→ **Figure contents as structured data**:
----------

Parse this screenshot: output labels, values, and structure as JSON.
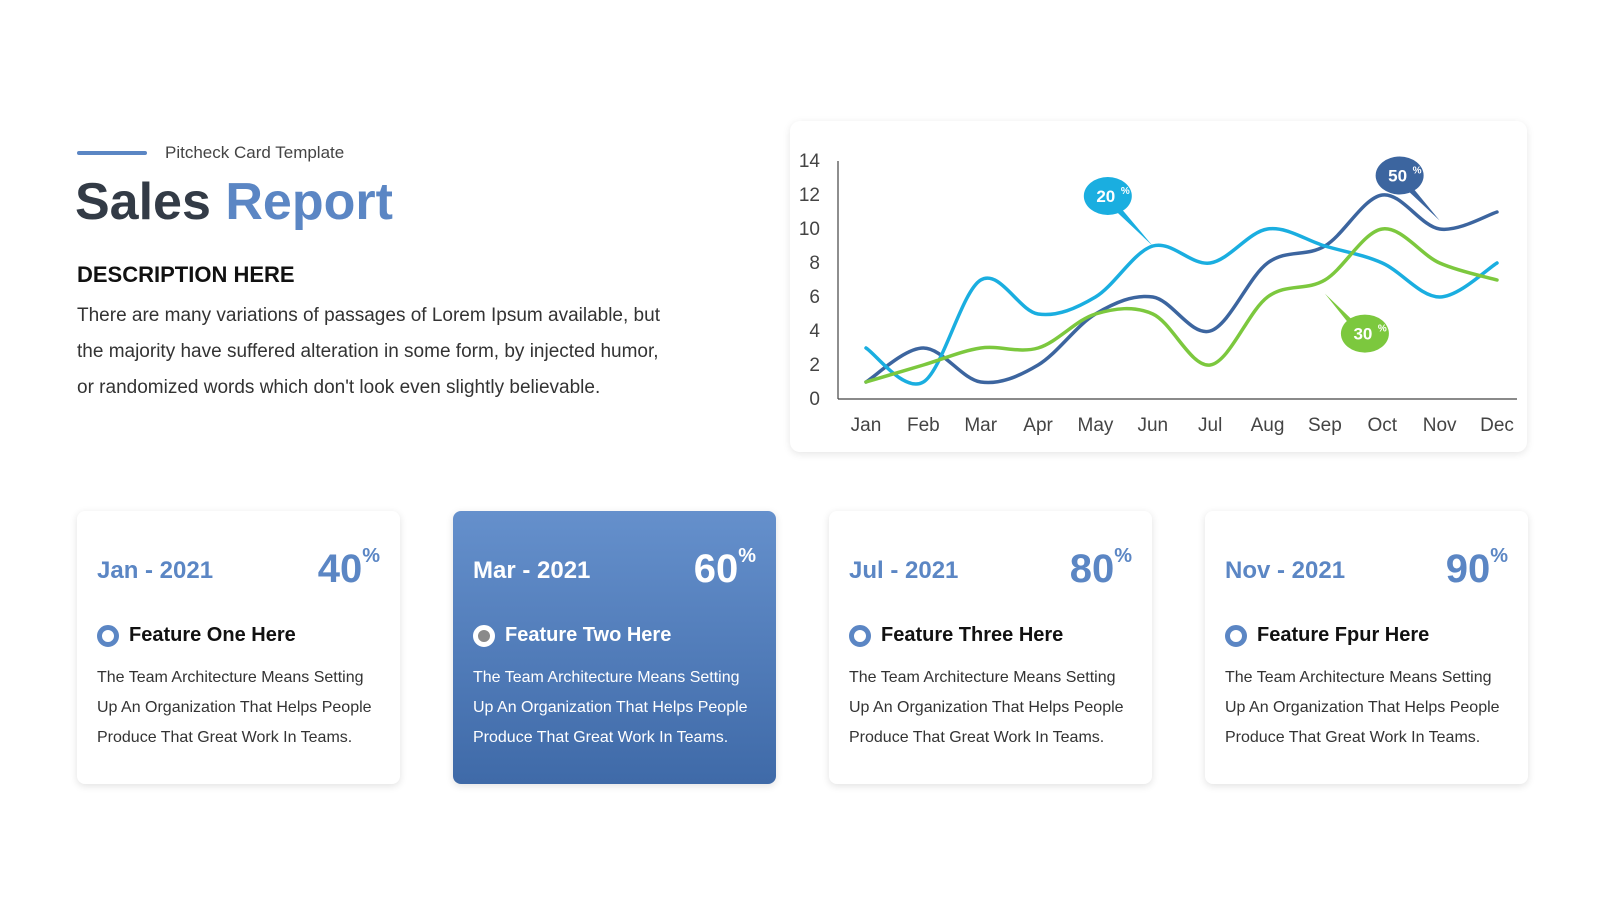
{
  "header": {
    "eyebrow": "Pitcheck Card Template",
    "title_main": "Sales",
    "title_accent": "Report"
  },
  "description": {
    "heading": "DESCRIPTION HERE",
    "body": "There are many variations of passages of Lorem Ipsum available, but the majority have suffered alteration in some form, by injected humor, or randomized words which don't look even slightly believable."
  },
  "colors": {
    "accent": "#5b86c4",
    "dark_blue": "#3c659f",
    "light_blue": "#1aaee0",
    "green": "#7cc83e"
  },
  "chart_data": {
    "type": "line",
    "categories": [
      "Jan",
      "Feb",
      "Mar",
      "Apr",
      "May",
      "Jun",
      "Jul",
      "Aug",
      "Sep",
      "Oct",
      "Nov",
      "Dec"
    ],
    "ylim": [
      0,
      14
    ],
    "yticks": [
      0,
      2,
      4,
      6,
      8,
      10,
      12,
      14
    ],
    "title": "",
    "xlabel": "",
    "ylabel": "",
    "grid": false,
    "series": [
      {
        "color": "#3c659f",
        "values": [
          1,
          3,
          1,
          2,
          5,
          6,
          4,
          8,
          9,
          12,
          10,
          11
        ]
      },
      {
        "color": "#1aaee0",
        "values": [
          3,
          1,
          7,
          5,
          6,
          9,
          8,
          10,
          9,
          8,
          6,
          8
        ]
      },
      {
        "color": "#7cc83e",
        "values": [
          1,
          2,
          3,
          3,
          5,
          5,
          2,
          6,
          7,
          10,
          8,
          7
        ]
      }
    ],
    "annotations": [
      {
        "label": "20",
        "unit": "%",
        "color": "#1aaee0",
        "category": "Jun",
        "value": 9
      },
      {
        "label": "50",
        "unit": "%",
        "color": "#3c659f",
        "category": "Nov",
        "value": 10.5
      },
      {
        "label": "30",
        "unit": "%",
        "color": "#7cc83e",
        "category": "Sep",
        "value": 6.2
      }
    ]
  },
  "cards": [
    {
      "date": "Jan - 2021",
      "percent": "40",
      "unit": "%",
      "feature": "Feature One Here",
      "text": "The Team Architecture Means Setting Up An Organization That Helps People Produce That Great Work In Teams."
    },
    {
      "date": "Mar - 2021",
      "percent": "60",
      "unit": "%",
      "feature": "Feature Two Here",
      "text": "The Team Architecture Means Setting Up An Organization That Helps People Produce That Great Work In Teams."
    },
    {
      "date": "Jul - 2021",
      "percent": "80",
      "unit": "%",
      "feature": "Feature Three Here",
      "text": "The Team Architecture Means Setting Up An Organization That Helps People Produce That Great Work In Teams."
    },
    {
      "date": "Nov - 2021",
      "percent": "90",
      "unit": "%",
      "feature": "Feature Fpur Here",
      "text": "The Team Architecture Means Setting Up An Organization That Helps People Produce That Great Work In Teams."
    }
  ]
}
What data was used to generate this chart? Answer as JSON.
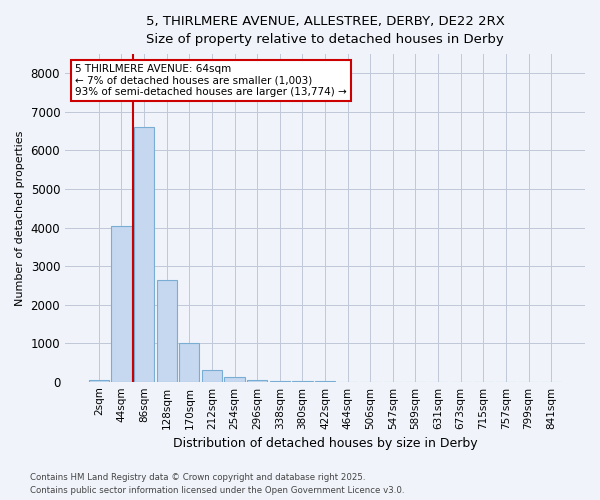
{
  "title_line1": "5, THIRLMERE AVENUE, ALLESTREE, DERBY, DE22 2RX",
  "title_line2": "Size of property relative to detached houses in Derby",
  "xlabel": "Distribution of detached houses by size in Derby",
  "ylabel": "Number of detached properties",
  "categories": [
    "2sqm",
    "44sqm",
    "86sqm",
    "128sqm",
    "170sqm",
    "212sqm",
    "254sqm",
    "296sqm",
    "338sqm",
    "380sqm",
    "422sqm",
    "464sqm",
    "506sqm",
    "547sqm",
    "589sqm",
    "631sqm",
    "673sqm",
    "715sqm",
    "757sqm",
    "799sqm",
    "841sqm"
  ],
  "values": [
    50,
    4050,
    6600,
    2650,
    1000,
    300,
    120,
    55,
    30,
    10,
    5,
    0,
    0,
    0,
    0,
    0,
    0,
    0,
    0,
    0,
    0
  ],
  "bar_color": "#c5d8ef",
  "bar_edge_color": "#7aadd4",
  "vline_color": "#cc0000",
  "vline_x": 1.5,
  "annotation_text": "5 THIRLMERE AVENUE: 64sqm\n← 7% of detached houses are smaller (1,003)\n93% of semi-detached houses are larger (13,774) →",
  "annotation_box_edge": "#cc0000",
  "annotation_box_face": "#ffffff",
  "ylim": [
    0,
    8500
  ],
  "yticks": [
    0,
    1000,
    2000,
    3000,
    4000,
    5000,
    6000,
    7000,
    8000
  ],
  "background_color": "#f0f4fa",
  "grid_color": "#c0c8d8",
  "footer_line1": "Contains HM Land Registry data © Crown copyright and database right 2025.",
  "footer_line2": "Contains public sector information licensed under the Open Government Licence v3.0."
}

----------

→ **Goal**: Repeat everything in the records precisely. Images are excluded from the copy.

→ **Task solution**:
Parse this screenshot: output labels, values, and structure as JSON.
{
  "header": {
    "eyebrow": "Pitcheck Card Template",
    "title_main": "Sales",
    "title_accent": "Report"
  },
  "description": {
    "heading": "DESCRIPTION HERE",
    "body": "There are many variations of passages of Lorem Ipsum available, but the majority have suffered alteration in some form, by injected humor, or randomized words which don't look even slightly believable."
  },
  "colors": {
    "accent": "#5b86c4",
    "dark_blue": "#3c659f",
    "light_blue": "#1aaee0",
    "green": "#7cc83e"
  },
  "chart_data": {
    "type": "line",
    "categories": [
      "Jan",
      "Feb",
      "Mar",
      "Apr",
      "May",
      "Jun",
      "Jul",
      "Aug",
      "Sep",
      "Oct",
      "Nov",
      "Dec"
    ],
    "ylim": [
      0,
      14
    ],
    "yticks": [
      0,
      2,
      4,
      6,
      8,
      10,
      12,
      14
    ],
    "title": "",
    "xlabel": "",
    "ylabel": "",
    "grid": false,
    "series": [
      {
        "color": "#3c659f",
        "values": [
          1,
          3,
          1,
          2,
          5,
          6,
          4,
          8,
          9,
          12,
          10,
          11
        ]
      },
      {
        "color": "#1aaee0",
        "values": [
          3,
          1,
          7,
          5,
          6,
          9,
          8,
          10,
          9,
          8,
          6,
          8
        ]
      },
      {
        "color": "#7cc83e",
        "values": [
          1,
          2,
          3,
          3,
          5,
          5,
          2,
          6,
          7,
          10,
          8,
          7
        ]
      }
    ],
    "annotations": [
      {
        "label": "20",
        "unit": "%",
        "color": "#1aaee0",
        "category": "Jun",
        "value": 9
      },
      {
        "label": "50",
        "unit": "%",
        "color": "#3c659f",
        "category": "Nov",
        "value": 10.5
      },
      {
        "label": "30",
        "unit": "%",
        "color": "#7cc83e",
        "category": "Sep",
        "value": 6.2
      }
    ]
  },
  "cards": [
    {
      "date": "Jan - 2021",
      "percent": "40",
      "unit": "%",
      "feature": "Feature One Here",
      "text": "The Team Architecture Means Setting Up An Organization That Helps People Produce That Great Work In Teams."
    },
    {
      "date": "Mar - 2021",
      "percent": "60",
      "unit": "%",
      "feature": "Feature Two Here",
      "text": "The Team Architecture Means Setting Up An Organization That Helps People Produce That Great Work In Teams."
    },
    {
      "date": "Jul - 2021",
      "percent": "80",
      "unit": "%",
      "feature": "Feature Three Here",
      "text": "The Team Architecture Means Setting Up An Organization That Helps People Produce That Great Work In Teams."
    },
    {
      "date": "Nov - 2021",
      "percent": "90",
      "unit": "%",
      "feature": "Feature Fpur Here",
      "text": "The Team Architecture Means Setting Up An Organization That Helps People Produce That Great Work In Teams."
    }
  ]
}
What data was used to generate this chart? Answer as JSON.
{
  "title_line1": "5, THIRLMERE AVENUE, ALLESTREE, DERBY, DE22 2RX",
  "title_line2": "Size of property relative to detached houses in Derby",
  "xlabel": "Distribution of detached houses by size in Derby",
  "ylabel": "Number of detached properties",
  "categories": [
    "2sqm",
    "44sqm",
    "86sqm",
    "128sqm",
    "170sqm",
    "212sqm",
    "254sqm",
    "296sqm",
    "338sqm",
    "380sqm",
    "422sqm",
    "464sqm",
    "506sqm",
    "547sqm",
    "589sqm",
    "631sqm",
    "673sqm",
    "715sqm",
    "757sqm",
    "799sqm",
    "841sqm"
  ],
  "values": [
    50,
    4050,
    6600,
    2650,
    1000,
    300,
    120,
    55,
    30,
    10,
    5,
    0,
    0,
    0,
    0,
    0,
    0,
    0,
    0,
    0,
    0
  ],
  "bar_color": "#c5d8ef",
  "bar_edge_color": "#7aadd4",
  "vline_color": "#cc0000",
  "vline_x": 1.5,
  "annotation_text": "5 THIRLMERE AVENUE: 64sqm\n← 7% of detached houses are smaller (1,003)\n93% of semi-detached houses are larger (13,774) →",
  "annotation_box_edge": "#cc0000",
  "annotation_box_face": "#ffffff",
  "ylim": [
    0,
    8500
  ],
  "yticks": [
    0,
    1000,
    2000,
    3000,
    4000,
    5000,
    6000,
    7000,
    8000
  ],
  "background_color": "#f0f4fa",
  "grid_color": "#c0c8d8",
  "footer_line1": "Contains HM Land Registry data © Crown copyright and database right 2025.",
  "footer_line2": "Contains public sector information licensed under the Open Government Licence v3.0."
}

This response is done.